Work required
Copy the anniversary announcement between "The Murmur turns" and "any good ideas!", inclusive, substituting "July" for every "June".

Source passage
----
The Murmur turns 1!

The June 2015 issue is now on the streets, marking one full year of The Murmur!

We released our first issue in June 2014, which means The Murmur has now turned one! We have printed 568 pages over 13 issues and more than 200,000 individual copies. The idea was to create a serious English-language journalistic platform in Denmark, and we could not have succeeded without the thousands of readers and dozens of contributors. We are overjoyed and have big plans for the future – get in touch if you have any good ideas!

There’s no time to rest on our laurels, however, because there’s still so much more to talk about. By the time our next issue is published, Denmark will probably have a new government. The election was called just before we went to print, so you won’t find much about it inside. But perhaps that’s for the best. The political chatter will reach a deafening volume over the coming weeks, and hopefully we can be a refuge from that.
----
Excerpted records
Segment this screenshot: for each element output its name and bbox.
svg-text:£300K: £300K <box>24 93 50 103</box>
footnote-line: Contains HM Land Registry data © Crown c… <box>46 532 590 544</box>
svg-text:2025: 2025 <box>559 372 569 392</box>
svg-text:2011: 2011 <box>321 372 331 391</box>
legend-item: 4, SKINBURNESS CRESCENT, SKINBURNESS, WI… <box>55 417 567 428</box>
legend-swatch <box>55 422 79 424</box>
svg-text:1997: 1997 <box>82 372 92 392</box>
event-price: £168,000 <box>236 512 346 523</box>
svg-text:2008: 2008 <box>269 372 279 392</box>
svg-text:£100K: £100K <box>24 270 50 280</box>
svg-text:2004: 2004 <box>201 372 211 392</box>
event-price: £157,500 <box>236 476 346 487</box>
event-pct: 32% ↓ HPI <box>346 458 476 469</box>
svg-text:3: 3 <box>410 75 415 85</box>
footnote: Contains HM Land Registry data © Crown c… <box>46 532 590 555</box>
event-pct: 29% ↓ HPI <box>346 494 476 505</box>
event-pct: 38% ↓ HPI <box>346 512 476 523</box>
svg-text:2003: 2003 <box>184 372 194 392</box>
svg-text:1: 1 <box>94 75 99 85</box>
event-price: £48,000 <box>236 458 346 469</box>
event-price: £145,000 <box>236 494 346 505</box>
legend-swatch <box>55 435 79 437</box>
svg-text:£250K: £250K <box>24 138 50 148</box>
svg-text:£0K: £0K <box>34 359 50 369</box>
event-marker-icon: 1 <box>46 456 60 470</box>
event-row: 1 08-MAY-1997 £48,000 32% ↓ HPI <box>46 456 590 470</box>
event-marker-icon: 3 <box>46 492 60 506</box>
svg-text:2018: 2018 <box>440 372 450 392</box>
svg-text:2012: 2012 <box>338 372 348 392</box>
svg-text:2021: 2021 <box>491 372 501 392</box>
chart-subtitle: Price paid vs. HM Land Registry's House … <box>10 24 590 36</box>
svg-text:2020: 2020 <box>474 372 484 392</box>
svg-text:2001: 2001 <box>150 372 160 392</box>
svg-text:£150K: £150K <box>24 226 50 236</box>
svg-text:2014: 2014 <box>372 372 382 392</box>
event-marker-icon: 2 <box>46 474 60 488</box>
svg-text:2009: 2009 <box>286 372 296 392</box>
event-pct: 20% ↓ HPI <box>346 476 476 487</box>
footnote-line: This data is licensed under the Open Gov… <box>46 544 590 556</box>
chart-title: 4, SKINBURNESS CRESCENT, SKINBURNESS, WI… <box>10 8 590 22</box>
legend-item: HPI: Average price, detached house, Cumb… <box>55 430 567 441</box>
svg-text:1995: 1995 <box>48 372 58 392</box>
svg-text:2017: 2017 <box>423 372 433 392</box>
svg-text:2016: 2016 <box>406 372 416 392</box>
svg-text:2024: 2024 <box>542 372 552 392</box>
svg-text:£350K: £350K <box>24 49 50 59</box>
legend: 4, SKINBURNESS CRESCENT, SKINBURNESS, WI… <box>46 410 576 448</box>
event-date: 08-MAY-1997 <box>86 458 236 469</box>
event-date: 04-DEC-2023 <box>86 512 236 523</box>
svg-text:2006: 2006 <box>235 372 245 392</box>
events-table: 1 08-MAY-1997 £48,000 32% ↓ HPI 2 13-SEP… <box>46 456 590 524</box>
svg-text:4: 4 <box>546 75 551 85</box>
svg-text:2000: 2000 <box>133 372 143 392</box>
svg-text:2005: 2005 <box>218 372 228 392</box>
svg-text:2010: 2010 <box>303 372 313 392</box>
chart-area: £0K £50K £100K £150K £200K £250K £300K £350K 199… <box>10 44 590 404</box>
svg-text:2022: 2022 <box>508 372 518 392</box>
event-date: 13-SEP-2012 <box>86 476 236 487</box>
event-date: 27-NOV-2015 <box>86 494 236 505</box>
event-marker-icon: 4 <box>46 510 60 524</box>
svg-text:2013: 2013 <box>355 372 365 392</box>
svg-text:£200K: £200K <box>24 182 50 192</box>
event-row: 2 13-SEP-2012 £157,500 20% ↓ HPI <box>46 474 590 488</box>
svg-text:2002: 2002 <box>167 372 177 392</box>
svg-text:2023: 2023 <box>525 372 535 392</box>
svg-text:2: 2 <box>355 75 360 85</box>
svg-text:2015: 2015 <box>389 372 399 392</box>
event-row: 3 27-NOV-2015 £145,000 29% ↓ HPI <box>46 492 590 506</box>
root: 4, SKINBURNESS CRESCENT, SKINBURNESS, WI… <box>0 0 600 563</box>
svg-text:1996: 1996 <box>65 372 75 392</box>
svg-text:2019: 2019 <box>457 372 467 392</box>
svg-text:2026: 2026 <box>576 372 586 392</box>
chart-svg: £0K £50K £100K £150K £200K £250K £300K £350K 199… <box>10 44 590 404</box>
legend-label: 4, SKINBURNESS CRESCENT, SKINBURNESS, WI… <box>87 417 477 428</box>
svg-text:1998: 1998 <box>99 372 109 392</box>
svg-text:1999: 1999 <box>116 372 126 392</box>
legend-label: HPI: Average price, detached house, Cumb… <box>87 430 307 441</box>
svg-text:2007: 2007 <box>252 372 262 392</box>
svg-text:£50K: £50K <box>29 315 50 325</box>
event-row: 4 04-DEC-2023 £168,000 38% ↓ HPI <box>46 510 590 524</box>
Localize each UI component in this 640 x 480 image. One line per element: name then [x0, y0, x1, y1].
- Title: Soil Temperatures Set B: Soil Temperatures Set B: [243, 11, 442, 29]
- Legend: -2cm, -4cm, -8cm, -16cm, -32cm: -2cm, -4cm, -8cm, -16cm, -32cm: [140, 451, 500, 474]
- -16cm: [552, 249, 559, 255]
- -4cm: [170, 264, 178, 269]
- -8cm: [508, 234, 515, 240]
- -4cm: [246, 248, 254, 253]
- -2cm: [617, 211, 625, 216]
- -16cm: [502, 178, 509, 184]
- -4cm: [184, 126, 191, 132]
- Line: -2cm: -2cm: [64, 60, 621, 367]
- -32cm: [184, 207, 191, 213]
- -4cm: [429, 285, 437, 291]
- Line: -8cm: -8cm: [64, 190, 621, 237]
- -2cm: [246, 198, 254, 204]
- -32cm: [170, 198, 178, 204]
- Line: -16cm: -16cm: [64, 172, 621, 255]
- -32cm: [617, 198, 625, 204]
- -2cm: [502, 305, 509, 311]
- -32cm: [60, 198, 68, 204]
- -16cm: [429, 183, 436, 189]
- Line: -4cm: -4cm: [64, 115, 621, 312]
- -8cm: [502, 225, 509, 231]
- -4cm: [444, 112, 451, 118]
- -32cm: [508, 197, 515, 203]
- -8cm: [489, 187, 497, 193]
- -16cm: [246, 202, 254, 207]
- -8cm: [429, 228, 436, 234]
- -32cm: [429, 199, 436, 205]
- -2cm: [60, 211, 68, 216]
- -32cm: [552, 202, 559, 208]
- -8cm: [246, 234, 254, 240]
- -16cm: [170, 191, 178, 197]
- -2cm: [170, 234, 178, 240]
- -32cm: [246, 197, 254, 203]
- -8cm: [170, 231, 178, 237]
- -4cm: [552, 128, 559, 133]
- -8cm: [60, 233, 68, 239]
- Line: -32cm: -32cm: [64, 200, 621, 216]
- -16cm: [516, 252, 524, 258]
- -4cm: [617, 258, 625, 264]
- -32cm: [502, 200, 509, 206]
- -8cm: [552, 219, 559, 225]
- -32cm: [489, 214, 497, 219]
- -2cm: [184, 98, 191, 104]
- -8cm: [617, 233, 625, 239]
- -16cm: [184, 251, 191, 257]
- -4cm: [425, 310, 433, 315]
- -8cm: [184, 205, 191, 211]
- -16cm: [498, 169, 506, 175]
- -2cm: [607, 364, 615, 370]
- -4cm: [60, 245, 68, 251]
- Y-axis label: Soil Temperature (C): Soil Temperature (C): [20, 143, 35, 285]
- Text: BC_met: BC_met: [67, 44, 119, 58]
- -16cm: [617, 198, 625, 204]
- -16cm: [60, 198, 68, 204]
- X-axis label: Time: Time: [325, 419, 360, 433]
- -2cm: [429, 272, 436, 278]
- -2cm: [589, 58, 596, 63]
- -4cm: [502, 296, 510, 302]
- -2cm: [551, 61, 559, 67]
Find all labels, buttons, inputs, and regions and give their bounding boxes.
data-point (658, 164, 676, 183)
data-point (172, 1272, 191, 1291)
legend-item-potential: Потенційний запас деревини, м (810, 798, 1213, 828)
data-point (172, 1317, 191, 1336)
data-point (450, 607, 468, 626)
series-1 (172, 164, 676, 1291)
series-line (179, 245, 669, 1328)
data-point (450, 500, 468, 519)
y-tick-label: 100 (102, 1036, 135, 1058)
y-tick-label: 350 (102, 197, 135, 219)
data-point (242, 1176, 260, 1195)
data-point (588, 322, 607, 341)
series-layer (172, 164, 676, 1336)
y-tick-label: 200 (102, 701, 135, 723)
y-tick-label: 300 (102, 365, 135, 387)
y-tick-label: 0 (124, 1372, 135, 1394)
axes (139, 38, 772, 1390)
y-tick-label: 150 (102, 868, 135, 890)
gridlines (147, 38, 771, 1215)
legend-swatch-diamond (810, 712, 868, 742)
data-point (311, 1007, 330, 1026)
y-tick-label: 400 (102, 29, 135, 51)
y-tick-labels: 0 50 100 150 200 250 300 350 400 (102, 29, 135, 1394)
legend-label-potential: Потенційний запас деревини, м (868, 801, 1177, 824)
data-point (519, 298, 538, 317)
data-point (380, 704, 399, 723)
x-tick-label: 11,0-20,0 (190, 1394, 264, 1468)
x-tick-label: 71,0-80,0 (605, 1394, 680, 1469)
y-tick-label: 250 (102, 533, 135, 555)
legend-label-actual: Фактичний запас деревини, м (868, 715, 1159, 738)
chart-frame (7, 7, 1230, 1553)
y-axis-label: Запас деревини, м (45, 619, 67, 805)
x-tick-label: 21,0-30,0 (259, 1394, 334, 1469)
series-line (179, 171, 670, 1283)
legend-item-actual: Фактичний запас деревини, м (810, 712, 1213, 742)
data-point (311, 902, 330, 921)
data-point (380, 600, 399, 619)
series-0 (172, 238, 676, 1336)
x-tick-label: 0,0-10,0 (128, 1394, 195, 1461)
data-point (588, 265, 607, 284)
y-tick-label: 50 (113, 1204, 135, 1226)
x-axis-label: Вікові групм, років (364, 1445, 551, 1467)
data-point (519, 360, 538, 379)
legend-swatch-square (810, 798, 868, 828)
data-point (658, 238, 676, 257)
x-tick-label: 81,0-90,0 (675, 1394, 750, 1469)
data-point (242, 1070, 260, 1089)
----
Finished task
The Murmur turns 1!

The July 2015 issue is now on the streets, marking one full year of The Murmur!

We released our first issue in July 2014, which means The Murmur has now turned one! We have printed 568 pages over 13 issues and more than 200,000 individual copies. The idea was to create a serious English-language journalistic platform in Denmark, and we could not have succeeded without the thousands of readers and dozens of contributors. We are overjoyed and have big plans for the future – get in touch if you have any good ideas!